>> begin Task material

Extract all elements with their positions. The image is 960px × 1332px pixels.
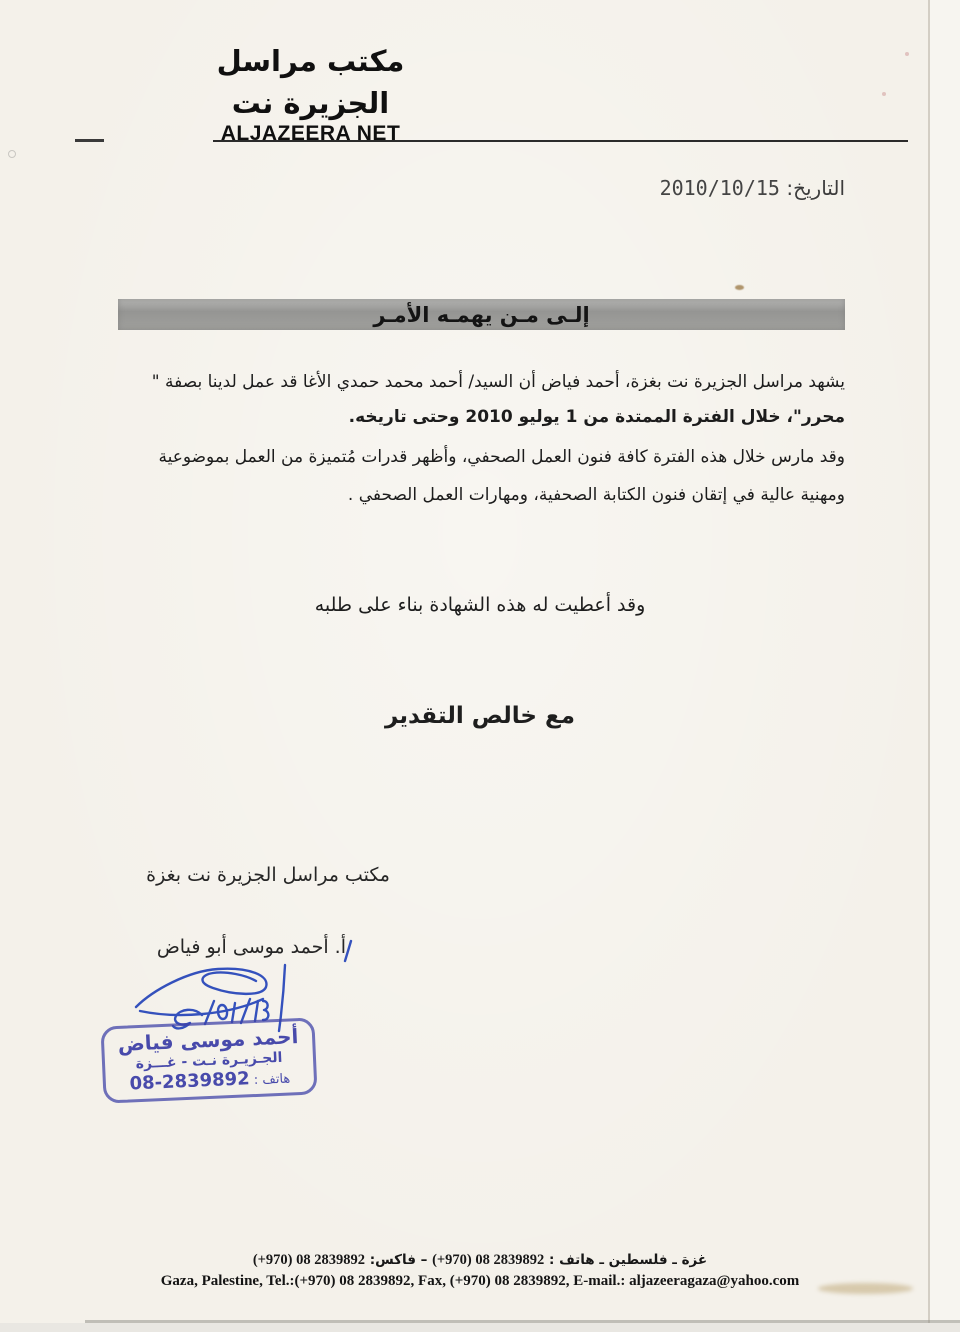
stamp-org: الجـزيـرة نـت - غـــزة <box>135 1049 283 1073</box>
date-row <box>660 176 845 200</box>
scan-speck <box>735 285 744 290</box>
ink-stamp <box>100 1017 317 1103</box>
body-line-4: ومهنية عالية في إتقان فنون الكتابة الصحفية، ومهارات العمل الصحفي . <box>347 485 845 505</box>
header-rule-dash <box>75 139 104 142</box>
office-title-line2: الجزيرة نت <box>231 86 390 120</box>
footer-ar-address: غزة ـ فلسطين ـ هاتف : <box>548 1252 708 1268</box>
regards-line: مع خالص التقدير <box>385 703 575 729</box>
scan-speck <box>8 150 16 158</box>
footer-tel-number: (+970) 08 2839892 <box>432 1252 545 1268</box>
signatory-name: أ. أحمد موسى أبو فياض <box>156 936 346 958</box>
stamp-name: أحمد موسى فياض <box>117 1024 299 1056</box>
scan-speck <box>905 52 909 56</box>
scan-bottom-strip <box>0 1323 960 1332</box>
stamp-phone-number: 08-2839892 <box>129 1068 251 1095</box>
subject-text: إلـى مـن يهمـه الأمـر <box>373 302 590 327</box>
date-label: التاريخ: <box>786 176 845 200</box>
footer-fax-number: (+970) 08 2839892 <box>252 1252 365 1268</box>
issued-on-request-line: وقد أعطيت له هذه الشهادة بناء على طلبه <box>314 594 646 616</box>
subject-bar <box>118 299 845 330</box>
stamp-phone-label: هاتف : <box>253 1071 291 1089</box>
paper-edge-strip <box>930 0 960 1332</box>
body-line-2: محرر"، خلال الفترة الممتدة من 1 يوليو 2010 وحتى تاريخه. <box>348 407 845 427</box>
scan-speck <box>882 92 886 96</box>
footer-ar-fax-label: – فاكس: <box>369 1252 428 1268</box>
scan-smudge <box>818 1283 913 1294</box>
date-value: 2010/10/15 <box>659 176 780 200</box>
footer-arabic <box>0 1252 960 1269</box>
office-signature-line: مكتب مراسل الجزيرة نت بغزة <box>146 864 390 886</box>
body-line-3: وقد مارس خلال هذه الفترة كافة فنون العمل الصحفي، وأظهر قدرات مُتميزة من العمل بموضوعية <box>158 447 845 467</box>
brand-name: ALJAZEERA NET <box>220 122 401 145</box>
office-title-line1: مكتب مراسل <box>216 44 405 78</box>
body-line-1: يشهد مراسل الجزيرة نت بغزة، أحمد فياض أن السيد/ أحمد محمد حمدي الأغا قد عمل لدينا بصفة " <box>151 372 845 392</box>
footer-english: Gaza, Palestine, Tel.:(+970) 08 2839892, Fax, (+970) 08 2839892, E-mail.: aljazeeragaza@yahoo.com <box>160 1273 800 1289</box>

>> end Task material

Edit the data above so that every "scan-speck" reads "dust-speck", keeping everything else the same. Leave the pictures out of your version.

Extract all elements with their positions. The image is 960px × 1332px pixels.
stamp-org: الجـزيـرة نـت - غـــزة <box>135 1049 283 1073</box>
date-row <box>660 176 845 200</box>
dust-speck <box>735 285 744 290</box>
ink-stamp <box>100 1017 317 1103</box>
body-line-4: ومهنية عالية في إتقان فنون الكتابة الصحفية، ومهارات العمل الصحفي . <box>347 485 845 505</box>
header-rule-dash <box>75 139 104 142</box>
office-title-line2: الجزيرة نت <box>231 86 390 120</box>
footer-ar-address: غزة ـ فلسطين ـ هاتف : <box>548 1252 708 1268</box>
regards-line: مع خالص التقدير <box>385 703 575 729</box>
dust-speck <box>8 150 16 158</box>
footer-tel-number: (+970) 08 2839892 <box>432 1252 545 1268</box>
signatory-name: أ. أحمد موسى أبو فياض <box>156 936 346 958</box>
stamp-name: أحمد موسى فياض <box>117 1024 299 1056</box>
dust-speck <box>905 52 909 56</box>
scan-bottom-strip <box>0 1323 960 1332</box>
stamp-phone-number: 08-2839892 <box>129 1068 251 1095</box>
subject-text: إلـى مـن يهمـه الأمـر <box>373 302 590 327</box>
date-label: التاريخ: <box>786 176 845 200</box>
footer-fax-number: (+970) 08 2839892 <box>252 1252 365 1268</box>
issued-on-request-line: وقد أعطيت له هذه الشهادة بناء على طلبه <box>314 594 646 616</box>
subject-bar <box>118 299 845 330</box>
stamp-phone-label: هاتف : <box>253 1071 291 1089</box>
paper-edge-strip <box>930 0 960 1332</box>
body-line-2: محرر"، خلال الفترة الممتدة من 1 يوليو 2010 وحتى تاريخه. <box>348 407 845 427</box>
dust-speck <box>882 92 886 96</box>
footer-ar-fax-label: – فاكس: <box>369 1252 428 1268</box>
scan-smudge <box>818 1283 913 1294</box>
date-value: 2010/10/15 <box>659 176 780 200</box>
footer-arabic <box>0 1252 960 1269</box>
office-signature-line: مكتب مراسل الجزيرة نت بغزة <box>146 864 390 886</box>
body-line-3: وقد مارس خلال هذه الفترة كافة فنون العمل الصحفي، وأظهر قدرات مُتميزة من العمل بموضوعية <box>158 447 845 467</box>
brand-name: ALJAZEERA NET <box>220 122 401 145</box>
office-title-line1: مكتب مراسل <box>216 44 405 78</box>
body-line-1: يشهد مراسل الجزيرة نت بغزة، أحمد فياض أن السيد/ أحمد محمد حمدي الأغا قد عمل لدينا بصفة " <box>151 372 845 392</box>
footer-english: Gaza, Palestine, Tel.:(+970) 08 2839892, Fax, (+970) 08 2839892, E-mail.: aljazeeragaza@yahoo.com <box>160 1273 800 1289</box>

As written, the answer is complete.